● Problem to solve: Go through the entries below and collect each line with the string "text" in it.
.....
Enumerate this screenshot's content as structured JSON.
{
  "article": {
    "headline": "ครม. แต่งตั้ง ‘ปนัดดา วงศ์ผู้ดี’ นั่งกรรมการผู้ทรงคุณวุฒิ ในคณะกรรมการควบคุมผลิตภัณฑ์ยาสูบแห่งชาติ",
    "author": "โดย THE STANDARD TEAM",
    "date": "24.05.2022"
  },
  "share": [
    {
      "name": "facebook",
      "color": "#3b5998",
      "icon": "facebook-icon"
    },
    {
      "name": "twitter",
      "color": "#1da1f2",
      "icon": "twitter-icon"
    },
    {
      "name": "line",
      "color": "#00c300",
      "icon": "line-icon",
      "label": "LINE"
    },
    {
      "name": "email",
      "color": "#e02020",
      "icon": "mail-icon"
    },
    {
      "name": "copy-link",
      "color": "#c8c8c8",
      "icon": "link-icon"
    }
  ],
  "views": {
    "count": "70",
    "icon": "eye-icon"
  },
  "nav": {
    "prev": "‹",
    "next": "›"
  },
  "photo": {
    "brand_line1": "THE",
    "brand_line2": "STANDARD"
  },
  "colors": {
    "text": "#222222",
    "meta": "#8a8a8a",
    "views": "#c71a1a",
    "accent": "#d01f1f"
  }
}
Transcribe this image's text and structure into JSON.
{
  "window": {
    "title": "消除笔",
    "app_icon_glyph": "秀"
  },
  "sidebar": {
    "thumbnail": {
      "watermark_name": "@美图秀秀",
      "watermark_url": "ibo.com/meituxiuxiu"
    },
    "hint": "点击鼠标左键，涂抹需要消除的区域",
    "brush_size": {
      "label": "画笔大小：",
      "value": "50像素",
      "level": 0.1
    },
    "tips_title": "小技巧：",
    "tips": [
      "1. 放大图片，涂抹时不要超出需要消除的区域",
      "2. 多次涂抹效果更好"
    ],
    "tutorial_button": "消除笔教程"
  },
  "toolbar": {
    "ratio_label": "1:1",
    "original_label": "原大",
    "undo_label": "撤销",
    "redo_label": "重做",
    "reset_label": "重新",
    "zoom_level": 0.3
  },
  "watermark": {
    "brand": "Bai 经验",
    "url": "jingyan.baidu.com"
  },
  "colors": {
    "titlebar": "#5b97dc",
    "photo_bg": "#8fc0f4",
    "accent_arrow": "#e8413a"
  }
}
.....
● Written answer:
    "text": "#222222",
Transcribe this image's text and structure into JSON.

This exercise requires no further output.